• _EXERCISE BRIEF_
Do not copy the pictures; transcribe all other material exactly.

• _RAW RECORDS_
....
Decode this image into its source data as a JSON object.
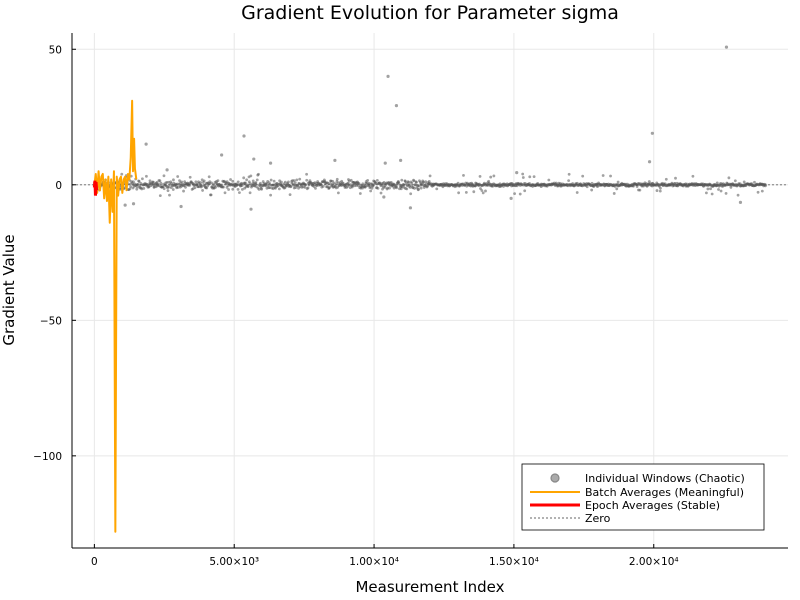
{
  "chart_data": {
    "type": "line",
    "title": "Gradient Evolution for Parameter sigma",
    "xlabel": "Measurement Index",
    "ylabel": "Gradient Value",
    "xlim": [
      -800,
      24800
    ],
    "ylim": [
      -134,
      56
    ],
    "grid": true,
    "legend_position": "bottom-right",
    "x_ticks": [
      {
        "value": 0,
        "label": "0"
      },
      {
        "value": 5000,
        "label": "5.00×10³"
      },
      {
        "value": 10000,
        "label": "1.00×10⁴"
      },
      {
        "value": 15000,
        "label": "1.50×10⁴"
      },
      {
        "value": 20000,
        "label": "2.00×10⁴"
      }
    ],
    "y_ticks": [
      {
        "value": 50,
        "label": "50"
      },
      {
        "value": 0,
        "label": "0"
      },
      {
        "value": -50,
        "label": "−50"
      },
      {
        "value": -100,
        "label": "−100"
      }
    ],
    "series": [
      {
        "name": "Individual Windows (Chaotic)",
        "kind": "scatter",
        "color": "#555555",
        "x_range": [
          0,
          24000
        ],
        "outliers": [
          {
            "x": 22600,
            "y": 50.8
          },
          {
            "x": 10500,
            "y": 40.0
          },
          {
            "x": 10800,
            "y": 29.2
          },
          {
            "x": 19950,
            "y": 19.0
          },
          {
            "x": 5350,
            "y": 18.0
          },
          {
            "x": 1850,
            "y": 15.0
          },
          {
            "x": 4550,
            "y": 11.0
          },
          {
            "x": 2600,
            "y": 5.5
          },
          {
            "x": 5700,
            "y": 9.5
          },
          {
            "x": 10400,
            "y": 8.0
          },
          {
            "x": 19850,
            "y": 8.5
          },
          {
            "x": 10950,
            "y": 9.0
          },
          {
            "x": 8600,
            "y": 9.0
          },
          {
            "x": 6300,
            "y": 8.0
          },
          {
            "x": 15100,
            "y": 4.5
          },
          {
            "x": 5600,
            "y": -9.0
          },
          {
            "x": 11300,
            "y": -8.5
          },
          {
            "x": 3100,
            "y": -8.0
          },
          {
            "x": 10350,
            "y": -4.5
          },
          {
            "x": 14900,
            "y": -5.0
          },
          {
            "x": 23100,
            "y": -6.5
          },
          {
            "x": 1100,
            "y": -7.5
          },
          {
            "x": 1400,
            "y": -7.0
          }
        ]
      },
      {
        "name": "Batch Averages (Meaningful)",
        "kind": "line",
        "color": "#FFA500",
        "x": [
          0,
          50,
          100,
          150,
          200,
          250,
          300,
          350,
          400,
          450,
          500,
          550,
          600,
          650,
          700,
          750,
          800,
          850,
          900,
          950,
          1000,
          1050,
          1100,
          1150,
          1200,
          1250,
          1300,
          1350,
          1380,
          1420,
          1450,
          1500
        ],
        "values": [
          0,
          4,
          -3,
          5,
          -2,
          3,
          4,
          -5,
          2,
          -6,
          3,
          -14,
          2,
          -10,
          5,
          -128,
          3,
          -4,
          2,
          3,
          -3,
          2,
          3,
          -2,
          4,
          2,
          10,
          31,
          5,
          17,
          6,
          2
        ]
      },
      {
        "name": "Epoch Averages (Stable)",
        "kind": "line",
        "color": "#FF0000",
        "x": [
          0,
          20,
          40,
          60,
          80
        ],
        "values": [
          -1,
          1.5,
          -4,
          1,
          -2
        ]
      },
      {
        "name": "Zero",
        "kind": "hline",
        "color": "#666666",
        "value": 0
      }
    ]
  }
}
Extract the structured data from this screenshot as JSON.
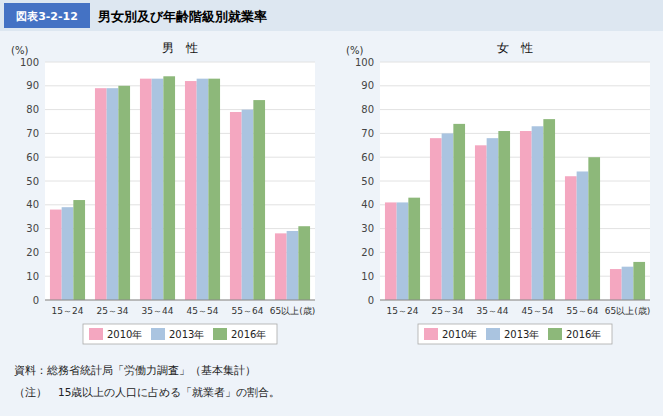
{
  "chart_data": [
    {
      "type": "bar",
      "title": "男　性",
      "ylabel": "(%)",
      "annotations": [
        "図表3-2-12",
        "男女別及び年齢階級別就業率",
        "資料：総務省統計局「労働力調査」（基本集計）",
        "（注）　15歳以上の人口に占める「就業者」の割合。"
      ],
      "categories": [
        "15～24",
        "25～34",
        "35～44",
        "45～54",
        "55～64",
        "65以上(歳)"
      ],
      "series": [
        {
          "name": "2010年",
          "color": "#f4a7c0",
          "values": [
            38,
            89,
            93,
            92,
            79,
            28
          ]
        },
        {
          "name": "2013年",
          "color": "#aac4e0",
          "values": [
            39,
            89,
            93,
            93,
            80,
            29
          ]
        },
        {
          "name": "2016年",
          "color": "#8db87a",
          "values": [
            42,
            90,
            94,
            93,
            84,
            31
          ]
        }
      ],
      "ylim": [
        0,
        100
      ],
      "yticks": [
        0,
        10,
        20,
        30,
        40,
        50,
        60,
        70,
        80,
        90,
        100
      ],
      "grid": true,
      "legend": "bottom"
    },
    {
      "type": "bar",
      "title": "女　性",
      "ylabel": "(%)",
      "categories": [
        "15～24",
        "25～34",
        "35～44",
        "45～54",
        "55～64",
        "65以上(歳)"
      ],
      "series": [
        {
          "name": "2010年",
          "color": "#f4a7c0",
          "values": [
            41,
            68,
            65,
            71,
            52,
            13
          ]
        },
        {
          "name": "2013年",
          "color": "#aac4e0",
          "values": [
            41,
            70,
            68,
            73,
            54,
            14
          ]
        },
        {
          "name": "2016年",
          "color": "#8db87a",
          "values": [
            43,
            74,
            71,
            76,
            60,
            16
          ]
        }
      ],
      "ylim": [
        0,
        100
      ],
      "yticks": [
        0,
        10,
        20,
        30,
        40,
        50,
        60,
        70,
        80,
        90,
        100
      ],
      "grid": true,
      "legend": "bottom"
    }
  ]
}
....
• _EXERCISE OUTPUT_
Decode this image into its source data as a JSON object.
{
  "chart_data": {
    "type": "line",
    "title": "Gradient Evolution for Parameter sigma",
    "xlabel": "Measurement Index",
    "ylabel": "Gradient Value",
    "xlim": [
      -800,
      24800
    ],
    "ylim": [
      -134,
      56
    ],
    "grid": true,
    "legend_position": "bottom-right",
    "x_ticks": [
      {
        "value": 0,
        "label": "0"
      },
      {
        "value": 5000,
        "label": "5.00×10³"
      },
      {
        "value": 10000,
        "label": "1.00×10⁴"
      },
      {
        "value": 15000,
        "label": "1.50×10⁴"
      },
      {
        "value": 20000,
        "label": "2.00×10⁴"
      }
    ],
    "y_ticks": [
      {
        "value": 50,
        "label": "50"
      },
      {
        "value": 0,
        "label": "0"
      },
      {
        "value": -50,
        "label": "−50"
      },
      {
        "value": -100,
        "label": "−100"
      }
    ],
    "series": [
      {
        "name": "Individual Windows (Chaotic)",
        "kind": "scatter",
        "color": "#555555",
        "x_range": [
          0,
          24000
        ],
        "outliers": [
          {
            "x": 22600,
            "y": 50.8
          },
          {
            "x": 10500,
            "y": 40.0
          },
          {
            "x": 10800,
            "y": 29.2
          },
          {
            "x": 19950,
            "y": 19.0
          },
          {
            "x": 5350,
            "y": 18.0
          },
          {
            "x": 1850,
            "y": 15.0
          },
          {
            "x": 4550,
            "y": 11.0
          },
          {
            "x": 2600,
            "y": 5.5
          },
          {
            "x": 5700,
            "y": 9.5
          },
          {
            "x": 10400,
            "y": 8.0
          },
          {
            "x": 19850,
            "y": 8.5
          },
          {
            "x": 10950,
            "y": 9.0
          },
          {
            "x": 8600,
            "y": 9.0
          },
          {
            "x": 6300,
            "y": 8.0
          },
          {
            "x": 15100,
            "y": 4.5
          },
          {
            "x": 5600,
            "y": -9.0
          },
          {
            "x": 11300,
            "y": -8.5
          },
          {
            "x": 3100,
            "y": -8.0
          },
          {
            "x": 10350,
            "y": -4.5
          },
          {
            "x": 14900,
            "y": -5.0
          },
          {
            "x": 23100,
            "y": -6.5
          },
          {
            "x": 1100,
            "y": -7.5
          },
          {
            "x": 1400,
            "y": -7.0
          }
        ]
      },
      {
        "name": "Batch Averages (Meaningful)",
        "kind": "line",
        "color": "#FFA500",
        "x": [
          0,
          50,
          100,
          150,
          200,
          250,
          300,
          350,
          400,
          450,
          500,
          550,
          600,
          650,
          700,
          750,
          800,
          850,
          900,
          950,
          1000,
          1050,
          1100,
          1150,
          1200,
          1250,
          1300,
          1350,
          1380,
          1420,
          1450,
          1500
        ],
        "values": [
          0,
          4,
          -3,
          5,
          -2,
          3,
          4,
          -5,
          2,
          -6,
          3,
          -14,
          2,
          -10,
          5,
          -128,
          3,
          -4,
          2,
          3,
          -3,
          2,
          3,
          -2,
          4,
          2,
          10,
          31,
          5,
          17,
          6,
          2
        ]
      },
      {
        "name": "Epoch Averages (Stable)",
        "kind": "line",
        "color": "#FF0000",
        "x": [
          0,
          20,
          40,
          60,
          80
        ],
        "values": [
          -1,
          1.5,
          -4,
          1,
          -2
        ]
      },
      {
        "name": "Zero",
        "kind": "hline",
        "color": "#666666",
        "value": 0
      }
    ]
  }
}
Extract the structured data from this screenshot as JSON.
{
  "chart_data": [
    {
      "type": "bar",
      "title": "男　性",
      "ylabel": "(%)",
      "annotations": [
        "図表3-2-12",
        "男女別及び年齢階級別就業率",
        "資料：総務省統計局「労働力調査」（基本集計）",
        "（注）　15歳以上の人口に占める「就業者」の割合。"
      ],
      "categories": [
        "15～24",
        "25～34",
        "35～44",
        "45～54",
        "55～64",
        "65以上(歳)"
      ],
      "series": [
        {
          "name": "2010年",
          "color": "#f4a7c0",
          "values": [
            38,
            89,
            93,
            92,
            79,
            28
          ]
        },
        {
          "name": "2013年",
          "color": "#aac4e0",
          "values": [
            39,
            89,
            93,
            93,
            80,
            29
          ]
        },
        {
          "name": "2016年",
          "color": "#8db87a",
          "values": [
            42,
            90,
            94,
            93,
            84,
            31
          ]
        }
      ],
      "ylim": [
        0,
        100
      ],
      "yticks": [
        0,
        10,
        20,
        30,
        40,
        50,
        60,
        70,
        80,
        90,
        100
      ],
      "grid": true,
      "legend": "bottom"
    },
    {
      "type": "bar",
      "title": "女　性",
      "ylabel": "(%)",
      "categories": [
        "15～24",
        "25～34",
        "35～44",
        "45～54",
        "55～64",
        "65以上(歳)"
      ],
      "series": [
        {
          "name": "2010年",
          "color": "#f4a7c0",
          "values": [
            41,
            68,
            65,
            71,
            52,
            13
          ]
        },
        {
          "name": "2013年",
          "color": "#aac4e0",
          "values": [
            41,
            70,
            68,
            73,
            54,
            14
          ]
        },
        {
          "name": "2016年",
          "color": "#8db87a",
          "values": [
            43,
            74,
            71,
            76,
            60,
            16
          ]
        }
      ],
      "ylim": [
        0,
        100
      ],
      "yticks": [
        0,
        10,
        20,
        30,
        40,
        50,
        60,
        70,
        80,
        90,
        100
      ],
      "grid": true,
      "legend": "bottom"
    }
  ]
}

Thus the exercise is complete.